* START RAW DATA *

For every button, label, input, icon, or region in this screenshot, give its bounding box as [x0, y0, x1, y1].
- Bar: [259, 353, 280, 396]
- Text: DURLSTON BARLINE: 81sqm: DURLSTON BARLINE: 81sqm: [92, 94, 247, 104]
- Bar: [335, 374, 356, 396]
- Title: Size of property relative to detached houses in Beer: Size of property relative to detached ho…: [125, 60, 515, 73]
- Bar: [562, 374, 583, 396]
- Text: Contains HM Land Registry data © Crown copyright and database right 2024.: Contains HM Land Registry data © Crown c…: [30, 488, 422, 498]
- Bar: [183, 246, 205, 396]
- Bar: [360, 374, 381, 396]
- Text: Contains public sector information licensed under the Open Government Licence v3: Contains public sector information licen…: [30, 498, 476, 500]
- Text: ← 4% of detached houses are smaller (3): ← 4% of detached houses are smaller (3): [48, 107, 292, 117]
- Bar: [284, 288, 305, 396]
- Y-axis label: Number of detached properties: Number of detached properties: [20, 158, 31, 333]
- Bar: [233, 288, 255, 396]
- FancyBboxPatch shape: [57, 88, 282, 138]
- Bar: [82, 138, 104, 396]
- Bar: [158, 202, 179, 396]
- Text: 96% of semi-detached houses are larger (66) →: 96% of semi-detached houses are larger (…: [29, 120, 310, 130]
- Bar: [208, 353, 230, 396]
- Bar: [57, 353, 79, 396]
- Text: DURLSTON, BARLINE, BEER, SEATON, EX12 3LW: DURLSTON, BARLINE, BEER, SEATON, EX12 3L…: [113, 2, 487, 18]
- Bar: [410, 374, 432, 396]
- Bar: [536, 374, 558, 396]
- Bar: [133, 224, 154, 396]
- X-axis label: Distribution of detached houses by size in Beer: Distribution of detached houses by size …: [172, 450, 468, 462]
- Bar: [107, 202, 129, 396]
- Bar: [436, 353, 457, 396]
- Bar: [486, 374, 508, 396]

* END RAW DATA *

- [WORK TO COMPLETE] Tally the lines of the records that contain the string "detached", with case taken into account, and give only the number.

- [REPLY] 5